DIRECTIVE »
For each line that holds "Ctrl", copy the line out.

** start RECORDS PROVIDED **

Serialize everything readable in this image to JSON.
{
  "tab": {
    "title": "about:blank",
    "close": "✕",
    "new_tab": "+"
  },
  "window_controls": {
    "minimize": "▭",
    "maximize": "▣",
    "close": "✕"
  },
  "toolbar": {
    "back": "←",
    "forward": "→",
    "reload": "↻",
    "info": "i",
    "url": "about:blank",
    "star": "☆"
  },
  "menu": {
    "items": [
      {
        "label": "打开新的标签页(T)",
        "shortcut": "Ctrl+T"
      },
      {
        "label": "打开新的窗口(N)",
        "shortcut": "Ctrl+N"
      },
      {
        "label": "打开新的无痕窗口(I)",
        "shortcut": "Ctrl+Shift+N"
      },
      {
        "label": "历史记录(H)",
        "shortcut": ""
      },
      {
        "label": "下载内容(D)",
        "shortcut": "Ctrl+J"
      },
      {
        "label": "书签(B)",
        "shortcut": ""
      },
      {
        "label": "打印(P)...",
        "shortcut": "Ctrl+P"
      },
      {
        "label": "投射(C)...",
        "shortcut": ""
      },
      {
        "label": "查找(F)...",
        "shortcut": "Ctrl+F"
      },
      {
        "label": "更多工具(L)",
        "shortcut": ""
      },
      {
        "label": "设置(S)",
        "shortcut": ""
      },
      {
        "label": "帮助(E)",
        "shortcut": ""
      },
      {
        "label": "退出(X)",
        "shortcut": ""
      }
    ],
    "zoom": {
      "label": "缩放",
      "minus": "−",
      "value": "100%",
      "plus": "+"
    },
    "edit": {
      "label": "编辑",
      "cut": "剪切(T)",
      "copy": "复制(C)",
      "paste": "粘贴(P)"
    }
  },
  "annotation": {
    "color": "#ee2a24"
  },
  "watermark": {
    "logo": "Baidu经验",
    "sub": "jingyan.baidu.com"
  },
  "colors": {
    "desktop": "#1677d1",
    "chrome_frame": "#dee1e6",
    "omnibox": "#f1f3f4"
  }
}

** end RECORDS PROVIDED **

SOLUTION TO THE PROBLEM »
        "shortcut": "Ctrl+T"
        "shortcut": "Ctrl+N"
        "shortcut": "Ctrl+Shift+N"
        "shortcut": "Ctrl+J"
        "shortcut": "Ctrl+P"
        "shortcut": "Ctrl+F"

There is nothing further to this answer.